EXERCISE TASK: Each entry below is to be transcribed exactly.

******************************

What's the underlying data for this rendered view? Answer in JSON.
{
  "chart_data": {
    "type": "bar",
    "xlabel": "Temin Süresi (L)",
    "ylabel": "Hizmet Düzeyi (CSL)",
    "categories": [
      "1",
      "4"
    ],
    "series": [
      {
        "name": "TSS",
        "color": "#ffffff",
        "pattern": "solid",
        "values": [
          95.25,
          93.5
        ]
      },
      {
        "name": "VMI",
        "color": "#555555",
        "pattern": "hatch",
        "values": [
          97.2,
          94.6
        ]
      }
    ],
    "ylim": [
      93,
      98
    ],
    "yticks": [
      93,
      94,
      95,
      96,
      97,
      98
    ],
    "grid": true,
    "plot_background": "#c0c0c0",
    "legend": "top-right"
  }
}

******************************

SOLUTION FOR THIS PROBLEM:
What's the underlying data for this rendered view? Answer in JSON.
{
  "chart_data": {
    "type": "bar",
    "xlabel": "Temin Süresi (L)",
    "ylabel": "Hizmet Düzeyi (CSL)",
    "categories": [
      "1",
      "4"
    ],
    "series": [
      {
        "name": "TSS",
        "color": "#ffffff",
        "pattern": "solid",
        "values": [
          95.25,
          93.5
        ]
      },
      {
        "name": "VMI",
        "color": "#555555",
        "pattern": "hatch",
        "values": [
          97.2,
          94.6
        ]
      }
    ],
    "ylim": [
      93,
      98
    ],
    "yticks": [
      93,
      94,
      95,
      96,
      97,
      98
    ],
    "grid": true,
    "plot_background": "#c0c0c0",
    "legend": "top-right"
  }
}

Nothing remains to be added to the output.